▶ Task description
Locate the string "NURSING" throughout the material and copy every line in which it occurs.

▶ Information provided
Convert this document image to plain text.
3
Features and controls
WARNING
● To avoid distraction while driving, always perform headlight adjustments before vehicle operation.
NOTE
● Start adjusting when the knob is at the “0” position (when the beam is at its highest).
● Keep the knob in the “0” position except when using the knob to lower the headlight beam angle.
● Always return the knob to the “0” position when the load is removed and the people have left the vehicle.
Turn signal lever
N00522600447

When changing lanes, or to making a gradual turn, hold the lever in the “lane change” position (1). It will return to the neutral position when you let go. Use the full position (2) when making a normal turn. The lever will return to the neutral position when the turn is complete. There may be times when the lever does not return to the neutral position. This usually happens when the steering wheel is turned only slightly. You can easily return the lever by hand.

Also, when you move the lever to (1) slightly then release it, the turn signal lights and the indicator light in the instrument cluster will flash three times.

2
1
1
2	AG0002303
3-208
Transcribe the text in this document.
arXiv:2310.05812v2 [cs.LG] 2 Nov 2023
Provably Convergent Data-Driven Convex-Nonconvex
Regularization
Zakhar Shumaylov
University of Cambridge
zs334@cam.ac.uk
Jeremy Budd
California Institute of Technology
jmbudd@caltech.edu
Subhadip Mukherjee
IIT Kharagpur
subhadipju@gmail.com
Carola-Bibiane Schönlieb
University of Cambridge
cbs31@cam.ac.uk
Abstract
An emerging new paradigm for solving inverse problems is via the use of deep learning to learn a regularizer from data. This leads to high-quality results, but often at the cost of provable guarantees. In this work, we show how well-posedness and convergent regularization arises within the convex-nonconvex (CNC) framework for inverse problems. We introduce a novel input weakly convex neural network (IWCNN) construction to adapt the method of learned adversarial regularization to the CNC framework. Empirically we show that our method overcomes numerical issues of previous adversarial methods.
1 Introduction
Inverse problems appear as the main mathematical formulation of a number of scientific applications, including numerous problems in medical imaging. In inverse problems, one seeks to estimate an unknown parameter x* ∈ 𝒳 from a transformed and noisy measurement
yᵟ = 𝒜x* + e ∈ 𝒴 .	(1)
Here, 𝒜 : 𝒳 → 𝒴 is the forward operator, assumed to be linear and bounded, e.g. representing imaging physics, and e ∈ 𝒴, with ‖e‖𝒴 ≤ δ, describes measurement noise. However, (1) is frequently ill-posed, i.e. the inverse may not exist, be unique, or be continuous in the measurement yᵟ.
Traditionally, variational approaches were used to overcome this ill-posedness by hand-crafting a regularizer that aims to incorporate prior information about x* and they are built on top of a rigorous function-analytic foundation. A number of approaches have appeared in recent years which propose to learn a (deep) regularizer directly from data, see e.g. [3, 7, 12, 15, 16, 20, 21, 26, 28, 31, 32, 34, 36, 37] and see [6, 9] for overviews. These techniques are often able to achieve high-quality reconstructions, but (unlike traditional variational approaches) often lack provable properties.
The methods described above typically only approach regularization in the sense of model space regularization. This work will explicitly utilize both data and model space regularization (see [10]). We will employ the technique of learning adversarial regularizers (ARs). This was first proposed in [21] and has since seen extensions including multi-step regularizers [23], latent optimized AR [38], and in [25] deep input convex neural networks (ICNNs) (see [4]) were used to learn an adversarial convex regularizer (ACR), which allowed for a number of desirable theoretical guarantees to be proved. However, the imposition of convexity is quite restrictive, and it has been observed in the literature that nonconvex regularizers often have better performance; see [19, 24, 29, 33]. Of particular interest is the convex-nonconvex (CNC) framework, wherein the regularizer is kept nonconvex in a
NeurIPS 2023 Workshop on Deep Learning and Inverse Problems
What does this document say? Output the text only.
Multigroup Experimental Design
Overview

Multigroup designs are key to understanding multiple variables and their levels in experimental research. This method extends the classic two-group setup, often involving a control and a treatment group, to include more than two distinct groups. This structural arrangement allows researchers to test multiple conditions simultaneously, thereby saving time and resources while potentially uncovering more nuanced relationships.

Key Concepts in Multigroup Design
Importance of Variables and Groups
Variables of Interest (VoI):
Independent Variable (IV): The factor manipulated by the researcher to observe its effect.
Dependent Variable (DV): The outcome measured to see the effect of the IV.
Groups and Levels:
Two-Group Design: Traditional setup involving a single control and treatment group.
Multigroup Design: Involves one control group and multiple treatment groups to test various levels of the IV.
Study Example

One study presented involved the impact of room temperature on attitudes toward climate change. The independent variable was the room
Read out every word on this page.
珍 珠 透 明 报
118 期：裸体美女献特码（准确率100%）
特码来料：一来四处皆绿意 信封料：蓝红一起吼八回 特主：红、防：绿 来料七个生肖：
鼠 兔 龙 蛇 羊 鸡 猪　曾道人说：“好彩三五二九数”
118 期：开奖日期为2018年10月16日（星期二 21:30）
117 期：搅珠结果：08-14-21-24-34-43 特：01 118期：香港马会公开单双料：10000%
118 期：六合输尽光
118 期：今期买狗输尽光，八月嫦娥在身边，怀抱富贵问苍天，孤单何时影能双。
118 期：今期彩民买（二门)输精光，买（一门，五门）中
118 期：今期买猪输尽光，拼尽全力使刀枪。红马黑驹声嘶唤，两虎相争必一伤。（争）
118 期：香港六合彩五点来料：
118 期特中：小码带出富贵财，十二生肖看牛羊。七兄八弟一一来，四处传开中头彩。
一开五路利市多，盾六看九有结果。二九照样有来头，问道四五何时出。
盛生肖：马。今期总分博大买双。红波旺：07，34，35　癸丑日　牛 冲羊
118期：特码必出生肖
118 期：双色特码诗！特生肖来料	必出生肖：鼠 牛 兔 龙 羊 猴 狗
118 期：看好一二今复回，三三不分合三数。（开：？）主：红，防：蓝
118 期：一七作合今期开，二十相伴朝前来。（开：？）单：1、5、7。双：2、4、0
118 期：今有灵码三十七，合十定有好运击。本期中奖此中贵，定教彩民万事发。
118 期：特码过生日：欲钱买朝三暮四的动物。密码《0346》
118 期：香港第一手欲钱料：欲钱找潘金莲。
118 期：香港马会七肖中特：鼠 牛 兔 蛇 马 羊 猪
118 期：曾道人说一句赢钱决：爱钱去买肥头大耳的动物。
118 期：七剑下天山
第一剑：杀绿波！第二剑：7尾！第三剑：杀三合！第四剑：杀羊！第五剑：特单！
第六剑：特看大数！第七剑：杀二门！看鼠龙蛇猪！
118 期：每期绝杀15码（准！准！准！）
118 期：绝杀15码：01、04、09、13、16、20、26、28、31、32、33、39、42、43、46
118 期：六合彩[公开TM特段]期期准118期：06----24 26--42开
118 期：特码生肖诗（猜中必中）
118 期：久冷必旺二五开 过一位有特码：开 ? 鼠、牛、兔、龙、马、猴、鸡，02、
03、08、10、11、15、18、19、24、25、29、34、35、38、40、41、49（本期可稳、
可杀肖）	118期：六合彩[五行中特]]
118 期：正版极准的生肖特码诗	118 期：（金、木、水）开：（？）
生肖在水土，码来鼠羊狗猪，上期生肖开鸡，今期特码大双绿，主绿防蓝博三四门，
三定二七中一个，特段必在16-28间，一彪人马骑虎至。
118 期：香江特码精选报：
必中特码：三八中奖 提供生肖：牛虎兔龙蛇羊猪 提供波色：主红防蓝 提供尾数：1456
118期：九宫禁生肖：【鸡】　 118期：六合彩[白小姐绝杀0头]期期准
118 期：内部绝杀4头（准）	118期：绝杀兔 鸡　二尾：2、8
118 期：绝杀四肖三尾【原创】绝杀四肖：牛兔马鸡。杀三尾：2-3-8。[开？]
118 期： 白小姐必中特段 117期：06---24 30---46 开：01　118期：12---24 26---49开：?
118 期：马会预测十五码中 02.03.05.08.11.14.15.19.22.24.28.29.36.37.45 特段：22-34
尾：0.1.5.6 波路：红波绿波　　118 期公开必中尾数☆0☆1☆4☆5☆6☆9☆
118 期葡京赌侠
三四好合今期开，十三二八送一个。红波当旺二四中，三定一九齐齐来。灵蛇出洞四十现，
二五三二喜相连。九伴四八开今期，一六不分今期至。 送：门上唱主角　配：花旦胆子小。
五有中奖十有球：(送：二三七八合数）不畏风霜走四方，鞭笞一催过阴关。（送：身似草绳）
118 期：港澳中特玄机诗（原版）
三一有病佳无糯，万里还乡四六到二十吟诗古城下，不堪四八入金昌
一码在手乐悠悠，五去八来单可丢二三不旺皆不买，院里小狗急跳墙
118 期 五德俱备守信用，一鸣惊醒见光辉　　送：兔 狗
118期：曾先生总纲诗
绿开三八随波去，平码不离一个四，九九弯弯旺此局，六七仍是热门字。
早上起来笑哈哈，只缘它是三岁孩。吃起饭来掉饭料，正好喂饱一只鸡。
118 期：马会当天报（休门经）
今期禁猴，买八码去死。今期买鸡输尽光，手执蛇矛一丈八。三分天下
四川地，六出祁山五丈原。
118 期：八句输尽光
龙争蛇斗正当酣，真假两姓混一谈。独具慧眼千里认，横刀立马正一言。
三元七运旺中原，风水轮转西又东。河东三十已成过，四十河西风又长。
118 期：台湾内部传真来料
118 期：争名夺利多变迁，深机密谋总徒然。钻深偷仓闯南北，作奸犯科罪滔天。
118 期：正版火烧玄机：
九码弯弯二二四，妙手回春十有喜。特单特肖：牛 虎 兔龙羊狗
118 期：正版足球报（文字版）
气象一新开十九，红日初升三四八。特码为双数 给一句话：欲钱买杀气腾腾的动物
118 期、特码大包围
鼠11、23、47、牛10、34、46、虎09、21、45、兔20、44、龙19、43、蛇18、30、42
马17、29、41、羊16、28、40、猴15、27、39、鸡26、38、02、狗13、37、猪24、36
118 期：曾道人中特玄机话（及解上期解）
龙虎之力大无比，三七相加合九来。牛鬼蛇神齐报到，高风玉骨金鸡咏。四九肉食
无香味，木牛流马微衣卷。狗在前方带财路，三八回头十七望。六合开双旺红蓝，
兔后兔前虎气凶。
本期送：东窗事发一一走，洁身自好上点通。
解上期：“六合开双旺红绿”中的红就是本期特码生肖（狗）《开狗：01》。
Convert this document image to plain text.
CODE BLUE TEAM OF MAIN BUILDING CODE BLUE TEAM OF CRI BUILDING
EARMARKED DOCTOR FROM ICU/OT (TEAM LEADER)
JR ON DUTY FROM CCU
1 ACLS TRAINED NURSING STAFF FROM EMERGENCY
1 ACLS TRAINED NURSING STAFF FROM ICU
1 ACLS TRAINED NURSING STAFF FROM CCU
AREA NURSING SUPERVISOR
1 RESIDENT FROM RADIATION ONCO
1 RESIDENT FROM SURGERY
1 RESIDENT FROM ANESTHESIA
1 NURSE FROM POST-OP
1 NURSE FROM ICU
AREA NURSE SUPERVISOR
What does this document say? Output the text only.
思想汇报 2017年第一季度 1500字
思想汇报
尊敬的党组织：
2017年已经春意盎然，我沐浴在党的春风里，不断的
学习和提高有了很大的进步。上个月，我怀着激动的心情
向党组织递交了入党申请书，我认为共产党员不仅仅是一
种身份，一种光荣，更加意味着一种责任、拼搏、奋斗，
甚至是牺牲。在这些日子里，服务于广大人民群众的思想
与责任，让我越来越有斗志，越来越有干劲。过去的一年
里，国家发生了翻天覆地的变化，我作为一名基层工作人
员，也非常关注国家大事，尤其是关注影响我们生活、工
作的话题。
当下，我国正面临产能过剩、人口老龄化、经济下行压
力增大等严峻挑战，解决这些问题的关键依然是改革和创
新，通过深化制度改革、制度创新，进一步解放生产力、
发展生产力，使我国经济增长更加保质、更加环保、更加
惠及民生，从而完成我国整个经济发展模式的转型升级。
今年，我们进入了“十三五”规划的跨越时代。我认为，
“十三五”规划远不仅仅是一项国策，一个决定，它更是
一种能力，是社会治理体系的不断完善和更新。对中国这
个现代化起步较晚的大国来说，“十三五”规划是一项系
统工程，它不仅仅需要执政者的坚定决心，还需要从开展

▶ Result of this task
1 ACLS TRAINED NURSING STAFF FROM EMERGENCY
1 ACLS TRAINED NURSING STAFF FROM ICU
1 ACLS TRAINED NURSING STAFF FROM CCU
AREA NURSING SUPERVISOR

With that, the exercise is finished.